◆ Required task:
Write out every entry precisely as given, leaving the pictures out.

◆ Excerpted data:
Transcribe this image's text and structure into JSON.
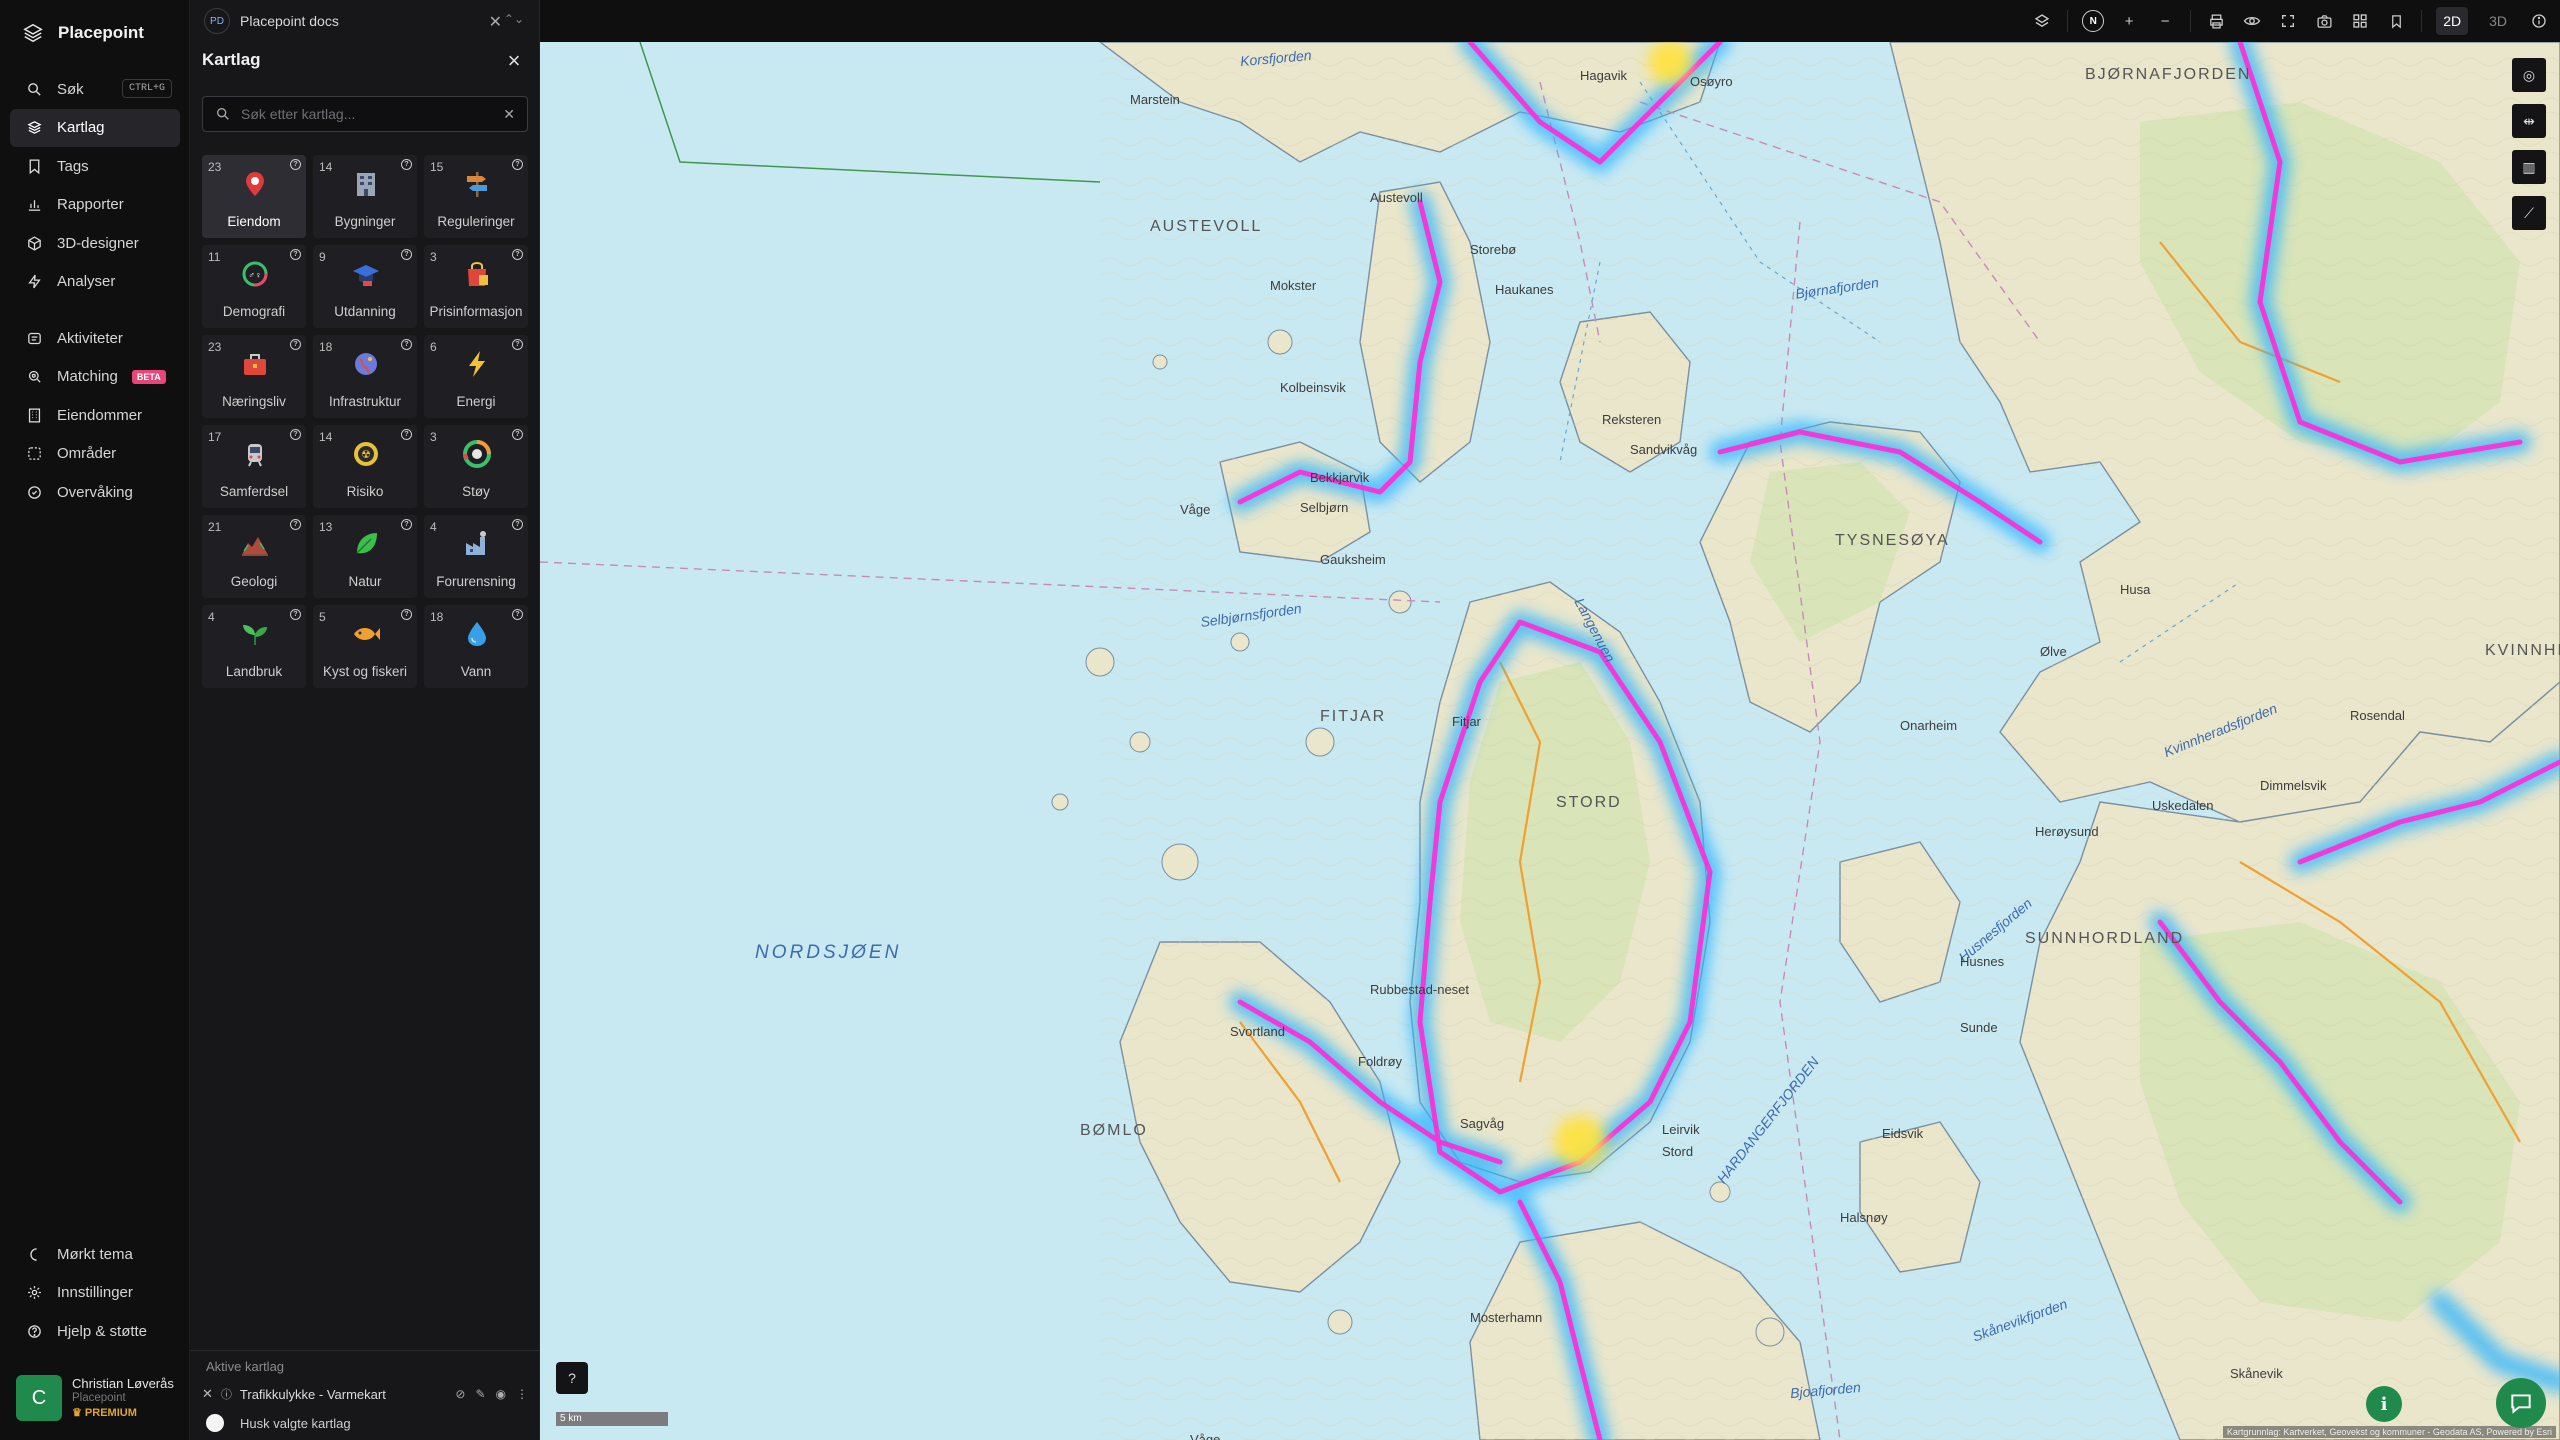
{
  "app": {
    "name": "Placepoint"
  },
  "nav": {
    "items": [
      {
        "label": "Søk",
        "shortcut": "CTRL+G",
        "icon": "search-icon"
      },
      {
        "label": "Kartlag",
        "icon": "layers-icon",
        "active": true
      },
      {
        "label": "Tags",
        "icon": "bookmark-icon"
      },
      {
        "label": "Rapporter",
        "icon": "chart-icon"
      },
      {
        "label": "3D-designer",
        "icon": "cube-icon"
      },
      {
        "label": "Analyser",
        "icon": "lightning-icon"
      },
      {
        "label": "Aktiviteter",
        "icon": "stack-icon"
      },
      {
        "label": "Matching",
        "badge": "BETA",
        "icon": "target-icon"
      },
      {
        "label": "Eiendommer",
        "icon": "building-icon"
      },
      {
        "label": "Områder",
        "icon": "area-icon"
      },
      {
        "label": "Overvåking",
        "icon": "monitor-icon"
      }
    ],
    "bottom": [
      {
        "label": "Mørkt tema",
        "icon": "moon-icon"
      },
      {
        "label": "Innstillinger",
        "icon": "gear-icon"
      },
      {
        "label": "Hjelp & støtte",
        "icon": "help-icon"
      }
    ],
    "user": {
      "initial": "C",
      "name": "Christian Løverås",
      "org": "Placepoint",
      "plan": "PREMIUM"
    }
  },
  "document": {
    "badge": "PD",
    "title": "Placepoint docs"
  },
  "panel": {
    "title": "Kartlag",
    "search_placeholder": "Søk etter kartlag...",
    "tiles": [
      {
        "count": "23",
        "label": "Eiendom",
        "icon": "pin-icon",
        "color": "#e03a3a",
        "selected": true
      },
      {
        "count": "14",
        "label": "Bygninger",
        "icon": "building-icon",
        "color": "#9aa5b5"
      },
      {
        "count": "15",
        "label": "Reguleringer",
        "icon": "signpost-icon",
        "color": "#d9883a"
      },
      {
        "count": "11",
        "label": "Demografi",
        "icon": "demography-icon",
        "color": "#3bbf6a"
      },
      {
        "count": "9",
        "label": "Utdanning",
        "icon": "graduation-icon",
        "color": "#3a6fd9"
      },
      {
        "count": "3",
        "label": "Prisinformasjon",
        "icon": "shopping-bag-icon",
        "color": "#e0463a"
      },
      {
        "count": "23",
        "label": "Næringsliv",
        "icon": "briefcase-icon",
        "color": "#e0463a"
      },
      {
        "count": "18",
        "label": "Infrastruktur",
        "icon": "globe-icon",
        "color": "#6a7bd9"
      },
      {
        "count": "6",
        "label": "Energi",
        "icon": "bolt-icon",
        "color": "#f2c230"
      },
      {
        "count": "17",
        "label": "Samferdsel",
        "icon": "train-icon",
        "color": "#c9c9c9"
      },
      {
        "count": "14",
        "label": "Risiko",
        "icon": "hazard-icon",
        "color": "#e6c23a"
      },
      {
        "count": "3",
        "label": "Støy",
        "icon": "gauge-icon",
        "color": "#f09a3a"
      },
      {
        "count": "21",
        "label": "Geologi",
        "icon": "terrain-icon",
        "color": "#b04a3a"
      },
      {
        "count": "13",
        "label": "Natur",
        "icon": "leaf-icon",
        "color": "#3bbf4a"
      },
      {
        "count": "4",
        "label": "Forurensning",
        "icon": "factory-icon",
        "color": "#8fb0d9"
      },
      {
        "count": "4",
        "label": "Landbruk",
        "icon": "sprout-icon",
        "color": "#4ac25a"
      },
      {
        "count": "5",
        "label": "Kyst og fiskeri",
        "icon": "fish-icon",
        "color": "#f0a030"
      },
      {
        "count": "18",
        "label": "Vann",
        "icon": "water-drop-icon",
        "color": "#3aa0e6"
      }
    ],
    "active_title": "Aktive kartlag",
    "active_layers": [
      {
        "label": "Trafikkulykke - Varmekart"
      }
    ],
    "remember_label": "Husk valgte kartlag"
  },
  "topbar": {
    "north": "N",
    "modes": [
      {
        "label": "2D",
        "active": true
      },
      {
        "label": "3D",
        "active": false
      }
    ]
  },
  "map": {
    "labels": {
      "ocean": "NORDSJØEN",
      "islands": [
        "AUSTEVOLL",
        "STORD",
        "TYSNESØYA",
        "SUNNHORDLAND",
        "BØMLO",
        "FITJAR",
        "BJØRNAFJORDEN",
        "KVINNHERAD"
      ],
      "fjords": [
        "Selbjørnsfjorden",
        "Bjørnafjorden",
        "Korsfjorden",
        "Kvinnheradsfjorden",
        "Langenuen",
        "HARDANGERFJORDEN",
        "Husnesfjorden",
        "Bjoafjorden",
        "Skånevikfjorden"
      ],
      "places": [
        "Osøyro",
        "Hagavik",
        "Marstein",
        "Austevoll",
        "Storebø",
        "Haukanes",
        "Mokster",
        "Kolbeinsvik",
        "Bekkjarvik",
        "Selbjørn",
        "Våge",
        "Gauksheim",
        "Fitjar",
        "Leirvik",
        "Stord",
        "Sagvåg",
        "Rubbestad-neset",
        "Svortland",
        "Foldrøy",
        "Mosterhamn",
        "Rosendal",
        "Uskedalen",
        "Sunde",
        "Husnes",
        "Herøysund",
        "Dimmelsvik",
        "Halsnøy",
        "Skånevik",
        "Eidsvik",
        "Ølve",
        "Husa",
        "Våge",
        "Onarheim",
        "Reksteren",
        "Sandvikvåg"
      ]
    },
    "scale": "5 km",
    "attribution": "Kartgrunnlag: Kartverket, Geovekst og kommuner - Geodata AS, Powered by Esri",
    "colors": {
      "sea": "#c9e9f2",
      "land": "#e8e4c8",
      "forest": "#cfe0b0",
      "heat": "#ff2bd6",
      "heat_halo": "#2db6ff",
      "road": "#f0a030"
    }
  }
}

◆ Complete response:
Transcribe this image's text and structure into JSON.
{
  "app": {
    "name": "Placepoint"
  },
  "nav": {
    "items": [
      {
        "label": "Søk",
        "shortcut": "CTRL+G",
        "icon": "search-icon"
      },
      {
        "label": "Kartlag",
        "icon": "layers-icon",
        "active": true
      },
      {
        "label": "Tags",
        "icon": "bookmark-icon"
      },
      {
        "label": "Rapporter",
        "icon": "chart-icon"
      },
      {
        "label": "3D-designer",
        "icon": "cube-icon"
      },
      {
        "label": "Analyser",
        "icon": "lightning-icon"
      },
      {
        "label": "Aktiviteter",
        "icon": "stack-icon"
      },
      {
        "label": "Matching",
        "badge": "BETA",
        "icon": "target-icon"
      },
      {
        "label": "Eiendommer",
        "icon": "building-icon"
      },
      {
        "label": "Områder",
        "icon": "area-icon"
      },
      {
        "label": "Overvåking",
        "icon": "monitor-icon"
      }
    ],
    "bottom": [
      {
        "label": "Mørkt tema",
        "icon": "moon-icon"
      },
      {
        "label": "Innstillinger",
        "icon": "gear-icon"
      },
      {
        "label": "Hjelp & støtte",
        "icon": "help-icon"
      }
    ],
    "user": {
      "initial": "C",
      "name": "Christian Løverås",
      "org": "Placepoint",
      "plan": "PREMIUM"
    }
  },
  "document": {
    "badge": "PD",
    "title": "Placepoint docs"
  },
  "panel": {
    "title": "Kartlag",
    "search_placeholder": "Søk etter kartlag...",
    "tiles": [
      {
        "count": "23",
        "label": "Eiendom",
        "icon": "pin-icon",
        "color": "#e03a3a",
        "selected": true
      },
      {
        "count": "14",
        "label": "Bygninger",
        "icon": "building-icon",
        "color": "#9aa5b5"
      },
      {
        "count": "15",
        "label": "Reguleringer",
        "icon": "signpost-icon",
        "color": "#d9883a"
      },
      {
        "count": "11",
        "label": "Demografi",
        "icon": "demography-icon",
        "color": "#3bbf6a"
      },
      {
        "count": "9",
        "label": "Utdanning",
        "icon": "graduation-icon",
        "color": "#3a6fd9"
      },
      {
        "count": "3",
        "label": "Prisinformasjon",
        "icon": "shopping-bag-icon",
        "color": "#e0463a"
      },
      {
        "count": "23",
        "label": "Næringsliv",
        "icon": "briefcase-icon",
        "color": "#e0463a"
      },
      {
        "count": "18",
        "label": "Infrastruktur",
        "icon": "globe-icon",
        "color": "#6a7bd9"
      },
      {
        "count": "6",
        "label": "Energi",
        "icon": "bolt-icon",
        "color": "#f2c230"
      },
      {
        "count": "17",
        "label": "Samferdsel",
        "icon": "train-icon",
        "color": "#c9c9c9"
      },
      {
        "count": "14",
        "label": "Risiko",
        "icon": "hazard-icon",
        "color": "#e6c23a"
      },
      {
        "count": "3",
        "label": "Støy",
        "icon": "gauge-icon",
        "color": "#f09a3a"
      },
      {
        "count": "21",
        "label": "Geologi",
        "icon": "terrain-icon",
        "color": "#b04a3a"
      },
      {
        "count": "13",
        "label": "Natur",
        "icon": "leaf-icon",
        "color": "#3bbf4a"
      },
      {
        "count": "4",
        "label": "Forurensning",
        "icon": "factory-icon",
        "color": "#8fb0d9"
      },
      {
        "count": "4",
        "label": "Landbruk",
        "icon": "sprout-icon",
        "color": "#4ac25a"
      },
      {
        "count": "5",
        "label": "Kyst og fiskeri",
        "icon": "fish-icon",
        "color": "#f0a030"
      },
      {
        "count": "18",
        "label": "Vann",
        "icon": "water-drop-icon",
        "color": "#3aa0e6"
      }
    ],
    "active_title": "Aktive kartlag",
    "active_layers": [
      {
        "label": "Trafikkulykke - Varmekart"
      }
    ],
    "remember_label": "Husk valgte kartlag"
  },
  "topbar": {
    "north": "N",
    "modes": [
      {
        "label": "2D",
        "active": true
      },
      {
        "label": "3D",
        "active": false
      }
    ]
  },
  "map": {
    "labels": {
      "ocean": "NORDSJØEN",
      "islands": [
        "AUSTEVOLL",
        "STORD",
        "TYSNESØYA",
        "SUNNHORDLAND",
        "BØMLO",
        "FITJAR",
        "BJØRNAFJORDEN",
        "KVINNHERAD"
      ],
      "fjords": [
        "Selbjørnsfjorden",
        "Bjørnafjorden",
        "Korsfjorden",
        "Kvinnheradsfjorden",
        "Langenuen",
        "HARDANGERFJORDEN",
        "Husnesfjorden",
        "Bjoafjorden",
        "Skånevikfjorden"
      ],
      "places": [
        "Osøyro",
        "Hagavik",
        "Marstein",
        "Austevoll",
        "Storebø",
        "Haukanes",
        "Mokster",
        "Kolbeinsvik",
        "Bekkjarvik",
        "Selbjørn",
        "Våge",
        "Gauksheim",
        "Fitjar",
        "Leirvik",
        "Stord",
        "Sagvåg",
        "Rubbestad-neset",
        "Svortland",
        "Foldrøy",
        "Mosterhamn",
        "Rosendal",
        "Uskedalen",
        "Sunde",
        "Husnes",
        "Herøysund",
        "Dimmelsvik",
        "Halsnøy",
        "Skånevik",
        "Eidsvik",
        "Ølve",
        "Husa",
        "Våge",
        "Onarheim",
        "Reksteren",
        "Sandvikvåg"
      ]
    },
    "scale": "5 km",
    "attribution": "Kartgrunnlag: Kartverket, Geovekst og kommuner - Geodata AS, Powered by Esri",
    "colors": {
      "sea": "#c9e9f2",
      "land": "#e8e4c8",
      "forest": "#cfe0b0",
      "heat": "#ff2bd6",
      "heat_halo": "#2db6ff",
      "road": "#f0a030"
    }
  }
}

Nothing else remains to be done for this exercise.